▸ Task objective
Your job is to restate each entry word for word.

** BEGIN **

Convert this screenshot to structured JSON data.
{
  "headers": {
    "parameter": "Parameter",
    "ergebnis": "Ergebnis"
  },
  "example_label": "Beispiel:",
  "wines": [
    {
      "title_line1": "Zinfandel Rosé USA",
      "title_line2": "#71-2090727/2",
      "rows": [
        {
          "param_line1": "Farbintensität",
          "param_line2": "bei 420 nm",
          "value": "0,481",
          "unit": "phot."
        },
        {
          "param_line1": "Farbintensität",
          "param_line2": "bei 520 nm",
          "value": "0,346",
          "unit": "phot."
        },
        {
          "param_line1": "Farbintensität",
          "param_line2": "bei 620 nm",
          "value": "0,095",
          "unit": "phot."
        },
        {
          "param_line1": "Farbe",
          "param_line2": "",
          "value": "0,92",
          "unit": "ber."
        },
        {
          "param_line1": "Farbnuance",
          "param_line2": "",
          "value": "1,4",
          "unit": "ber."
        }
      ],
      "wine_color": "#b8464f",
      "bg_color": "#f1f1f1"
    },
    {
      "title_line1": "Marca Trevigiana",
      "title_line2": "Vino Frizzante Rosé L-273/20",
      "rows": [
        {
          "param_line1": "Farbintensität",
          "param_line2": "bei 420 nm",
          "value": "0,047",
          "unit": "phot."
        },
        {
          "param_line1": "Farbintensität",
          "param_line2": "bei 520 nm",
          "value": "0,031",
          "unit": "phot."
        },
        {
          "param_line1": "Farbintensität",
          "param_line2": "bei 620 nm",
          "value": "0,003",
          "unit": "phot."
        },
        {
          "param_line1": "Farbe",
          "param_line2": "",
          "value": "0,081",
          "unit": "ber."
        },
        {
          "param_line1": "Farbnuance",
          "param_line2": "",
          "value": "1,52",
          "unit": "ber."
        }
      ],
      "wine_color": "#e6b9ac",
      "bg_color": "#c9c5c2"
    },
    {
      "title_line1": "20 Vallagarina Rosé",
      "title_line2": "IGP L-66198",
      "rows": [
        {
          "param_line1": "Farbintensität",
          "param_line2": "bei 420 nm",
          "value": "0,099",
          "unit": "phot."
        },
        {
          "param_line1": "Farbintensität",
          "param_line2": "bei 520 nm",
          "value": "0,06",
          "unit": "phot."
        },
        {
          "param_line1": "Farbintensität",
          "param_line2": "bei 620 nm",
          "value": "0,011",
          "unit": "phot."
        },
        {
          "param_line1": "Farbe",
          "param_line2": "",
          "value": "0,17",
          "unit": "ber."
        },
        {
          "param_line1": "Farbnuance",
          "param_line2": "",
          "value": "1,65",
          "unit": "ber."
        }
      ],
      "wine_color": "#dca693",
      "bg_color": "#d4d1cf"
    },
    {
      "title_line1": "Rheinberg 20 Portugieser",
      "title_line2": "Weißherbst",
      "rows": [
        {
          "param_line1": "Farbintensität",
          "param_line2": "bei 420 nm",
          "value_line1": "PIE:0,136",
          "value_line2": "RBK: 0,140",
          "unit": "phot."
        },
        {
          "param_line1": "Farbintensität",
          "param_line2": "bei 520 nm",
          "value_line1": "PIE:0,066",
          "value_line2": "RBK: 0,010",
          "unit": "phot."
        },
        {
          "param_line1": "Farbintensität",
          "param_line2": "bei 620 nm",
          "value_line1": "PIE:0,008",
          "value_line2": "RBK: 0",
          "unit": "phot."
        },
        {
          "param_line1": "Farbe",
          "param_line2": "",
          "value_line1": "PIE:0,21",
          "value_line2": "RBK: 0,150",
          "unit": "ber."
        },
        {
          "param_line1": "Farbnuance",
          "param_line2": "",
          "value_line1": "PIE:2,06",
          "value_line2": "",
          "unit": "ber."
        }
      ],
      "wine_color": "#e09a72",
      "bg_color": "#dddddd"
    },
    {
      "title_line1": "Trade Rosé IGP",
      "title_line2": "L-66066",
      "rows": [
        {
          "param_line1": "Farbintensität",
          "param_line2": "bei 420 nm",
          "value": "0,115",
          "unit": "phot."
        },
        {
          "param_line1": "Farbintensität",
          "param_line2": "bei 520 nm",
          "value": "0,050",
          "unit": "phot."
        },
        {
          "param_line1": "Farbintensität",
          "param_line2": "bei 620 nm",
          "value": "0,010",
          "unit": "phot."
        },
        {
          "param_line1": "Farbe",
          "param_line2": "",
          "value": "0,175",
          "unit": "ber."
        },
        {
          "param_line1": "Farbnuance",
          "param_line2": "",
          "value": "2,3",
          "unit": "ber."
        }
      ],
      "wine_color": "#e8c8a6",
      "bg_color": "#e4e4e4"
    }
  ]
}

** END **

▸ Exercise output
Convert this screenshot to structured JSON data.
{
  "headers": {
    "parameter": "Parameter",
    "ergebnis": "Ergebnis"
  },
  "example_label": "Beispiel:",
  "wines": [
    {
      "title_line1": "Zinfandel Rosé USA",
      "title_line2": "#71-2090727/2",
      "rows": [
        {
          "param_line1": "Farbintensität",
          "param_line2": "bei 420 nm",
          "value": "0,481",
          "unit": "phot."
        },
        {
          "param_line1": "Farbintensität",
          "param_line2": "bei 520 nm",
          "value": "0,346",
          "unit": "phot."
        },
        {
          "param_line1": "Farbintensität",
          "param_line2": "bei 620 nm",
          "value": "0,095",
          "unit": "phot."
        },
        {
          "param_line1": "Farbe",
          "param_line2": "",
          "value": "0,92",
          "unit": "ber."
        },
        {
          "param_line1": "Farbnuance",
          "param_line2": "",
          "value": "1,4",
          "unit": "ber."
        }
      ],
      "wine_color": "#b8464f",
      "bg_color": "#f1f1f1"
    },
    {
      "title_line1": "Marca Trevigiana",
      "title_line2": "Vino Frizzante Rosé L-273/20",
      "rows": [
        {
          "param_line1": "Farbintensität",
          "param_line2": "bei 420 nm",
          "value": "0,047",
          "unit": "phot."
        },
        {
          "param_line1": "Farbintensität",
          "param_line2": "bei 520 nm",
          "value": "0,031",
          "unit": "phot."
        },
        {
          "param_line1": "Farbintensität",
          "param_line2": "bei 620 nm",
          "value": "0,003",
          "unit": "phot."
        },
        {
          "param_line1": "Farbe",
          "param_line2": "",
          "value": "0,081",
          "unit": "ber."
        },
        {
          "param_line1": "Farbnuance",
          "param_line2": "",
          "value": "1,52",
          "unit": "ber."
        }
      ],
      "wine_color": "#e6b9ac",
      "bg_color": "#c9c5c2"
    },
    {
      "title_line1": "20 Vallagarina Rosé",
      "title_line2": "IGP L-66198",
      "rows": [
        {
          "param_line1": "Farbintensität",
          "param_line2": "bei 420 nm",
          "value": "0,099",
          "unit": "phot."
        },
        {
          "param_line1": "Farbintensität",
          "param_line2": "bei 520 nm",
          "value": "0,06",
          "unit": "phot."
        },
        {
          "param_line1": "Farbintensität",
          "param_line2": "bei 620 nm",
          "value": "0,011",
          "unit": "phot."
        },
        {
          "param_line1": "Farbe",
          "param_line2": "",
          "value": "0,17",
          "unit": "ber."
        },
        {
          "param_line1": "Farbnuance",
          "param_line2": "",
          "value": "1,65",
          "unit": "ber."
        }
      ],
      "wine_color": "#dca693",
      "bg_color": "#d4d1cf"
    },
    {
      "title_line1": "Rheinberg 20 Portugieser",
      "title_line2": "Weißherbst",
      "rows": [
        {
          "param_line1": "Farbintensität",
          "param_line2": "bei 420 nm",
          "value_line1": "PIE:0,136",
          "value_line2": "RBK: 0,140",
          "unit": "phot."
        },
        {
          "param_line1": "Farbintensität",
          "param_line2": "bei 520 nm",
          "value_line1": "PIE:0,066",
          "value_line2": "RBK: 0,010",
          "unit": "phot."
        },
        {
          "param_line1": "Farbintensität",
          "param_line2": "bei 620 nm",
          "value_line1": "PIE:0,008",
          "value_line2": "RBK: 0",
          "unit": "phot."
        },
        {
          "param_line1": "Farbe",
          "param_line2": "",
          "value_line1": "PIE:0,21",
          "value_line2": "RBK: 0,150",
          "unit": "ber."
        },
        {
          "param_line1": "Farbnuance",
          "param_line2": "",
          "value_line1": "PIE:2,06",
          "value_line2": "",
          "unit": "ber."
        }
      ],
      "wine_color": "#e09a72",
      "bg_color": "#dddddd"
    },
    {
      "title_line1": "Trade Rosé IGP",
      "title_line2": "L-66066",
      "rows": [
        {
          "param_line1": "Farbintensität",
          "param_line2": "bei 420 nm",
          "value": "0,115",
          "unit": "phot."
        },
        {
          "param_line1": "Farbintensität",
          "param_line2": "bei 520 nm",
          "value": "0,050",
          "unit": "phot."
        },
        {
          "param_line1": "Farbintensität",
          "param_line2": "bei 620 nm",
          "value": "0,010",
          "unit": "phot."
        },
        {
          "param_line1": "Farbe",
          "param_line2": "",
          "value": "0,175",
          "unit": "ber."
        },
        {
          "param_line1": "Farbnuance",
          "param_line2": "",
          "value": "2,3",
          "unit": "ber."
        }
      ],
      "wine_color": "#e8c8a6",
      "bg_color": "#e4e4e4"
    }
  ]
}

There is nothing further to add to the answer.